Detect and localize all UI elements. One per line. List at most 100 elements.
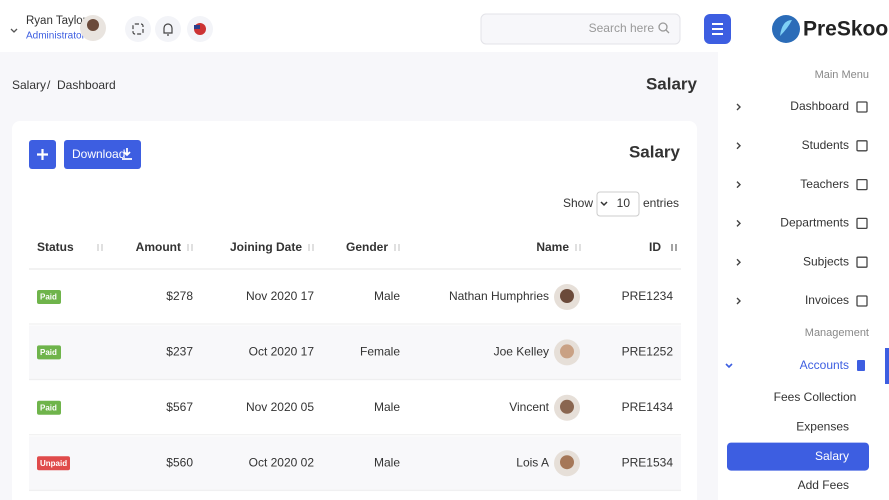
menu-icon [857,360,865,371]
submenu-item[interactable]: Add Fees [798,478,849,492]
menu-item[interactable]: Dashboard [790,99,849,113]
user-role: Administrator [26,31,86,42]
menu-item[interactable]: Subjects [803,254,849,268]
column-header[interactable]: Amount [136,240,181,254]
status-text: Paid [40,348,57,357]
cell: PRE1534 [622,455,674,469]
flag-canton [194,25,200,29]
cell: $237 [166,345,193,359]
menu-icon [856,101,868,113]
active-indicator [885,348,889,384]
menu-chevron[interactable] [725,363,733,369]
cell: Male [374,289,400,303]
cell: Nov 2020 17 [246,289,314,303]
sort-icon[interactable] [97,244,103,251]
status-text: Paid [40,403,57,412]
sort-icon[interactable] [671,244,677,251]
cell: $567 [166,400,193,414]
search-box[interactable] [480,13,681,45]
menu-section-label: Management [805,327,869,339]
avatar-face [560,344,574,359]
menu-icon [856,256,868,268]
bell-icon [163,23,173,36]
download-label: Download [72,147,125,161]
menu-chevron[interactable] [736,103,741,111]
entries-value: 10 [617,196,631,210]
download-button[interactable] [64,140,141,169]
cell: PRE1234 [622,289,674,303]
entries-label: entries [643,196,679,210]
menu-item[interactable]: Departments [780,216,849,230]
menu-item-active[interactable]: Accounts [800,358,849,372]
column-header[interactable]: ID [649,240,661,254]
column-header[interactable]: Gender [346,240,388,254]
menu-section-label: Main Menu [815,69,869,81]
status-badge [37,400,61,415]
cell: Nov 2020 05 [246,400,314,414]
sort-icon[interactable] [308,244,314,251]
cell: Nathan Humphries [449,289,549,303]
logo-text: PreSkool [803,18,889,41]
sidebar-menu: Main Menu Dashboard Students Teachers Depart… [725,69,889,492]
fullscreen-icon [132,23,144,35]
status-text: Paid [40,293,57,302]
cell: Vincent [509,400,549,414]
menu-chevron[interactable] [736,181,741,189]
sidebar [718,52,889,500]
menu-item[interactable]: Invoices [805,293,849,307]
user-chevron[interactable] [10,28,18,33]
column-header[interactable]: Joining Date [230,240,302,254]
menu-chevron[interactable] [736,297,741,305]
submenu-item[interactable]: Expenses [796,419,849,433]
menu-chevron[interactable] [736,219,741,227]
avatar-face [560,399,574,414]
submenu-item[interactable]: Salary [815,449,849,463]
avatar-hair [87,19,99,31]
status-badge [37,345,61,360]
sort-icon[interactable] [187,244,193,251]
status-badge [37,290,61,304]
menu-item[interactable]: Students [802,138,849,152]
entries-select[interactable] [596,191,640,217]
menu-icon [856,217,868,230]
notification-button[interactable] [155,16,181,42]
cell: Joe Kelley [494,345,549,359]
breadcrumb-item[interactable]: Dashboard [57,78,116,92]
submenu-active[interactable] [727,442,869,471]
row-stripe [29,436,681,492]
menu-chevron[interactable] [736,142,741,150]
user-name: Ryan Taylor [26,15,87,27]
avatar-face [560,455,574,470]
menu-icon [856,140,868,152]
cell: Male [374,455,400,469]
cell: Lois A [516,455,549,469]
menu-icon [856,295,868,307]
submenu-item[interactable]: Fees Collection [774,390,857,404]
table: Status Amount Joining Date Gender Name ID Paid… [29,240,681,492]
row-stripe [29,325,681,381]
menu-icon [856,178,868,191]
show-label: Show [563,196,593,210]
column-header[interactable]: Status [37,240,74,254]
download-icon [122,148,132,160]
fullscreen-button[interactable] [125,16,151,42]
column-header[interactable]: Name [536,240,569,254]
menu-chevron[interactable] [736,258,741,266]
breadcrumb-item[interactable]: Salary [12,78,46,92]
cell: Oct 2020 17 [249,345,315,359]
card-title: Salary [629,142,681,161]
logo-leaf [780,20,792,36]
search-icon-handle [665,29,670,34]
cell: PRE1434 [622,400,674,414]
menu-item[interactable]: Teachers [800,177,849,191]
sort-icon[interactable] [394,244,400,251]
sort-icon[interactable] [575,244,581,251]
cell: Oct 2020 02 [249,455,315,469]
cell: $560 [166,455,193,469]
cell: $278 [166,289,193,303]
cell: Male [374,400,400,414]
cell: Female [360,345,400,359]
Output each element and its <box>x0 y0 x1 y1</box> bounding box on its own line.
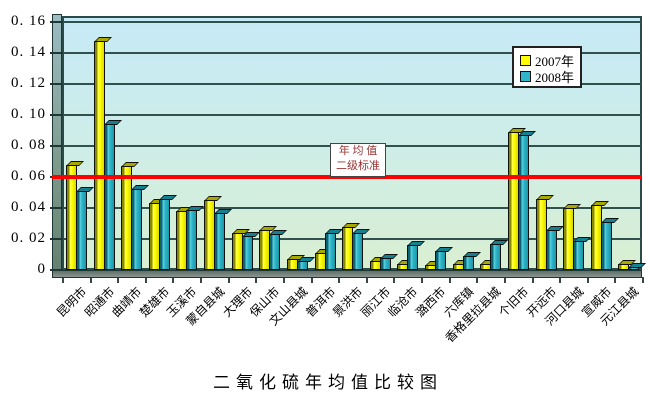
◆ ◆ ◆ ◆ ◆
* _The problem_
Count the lines in the listing that contain the string "Students", matching case exactly, and reply with only the number.

* _Answer to this exercise_
2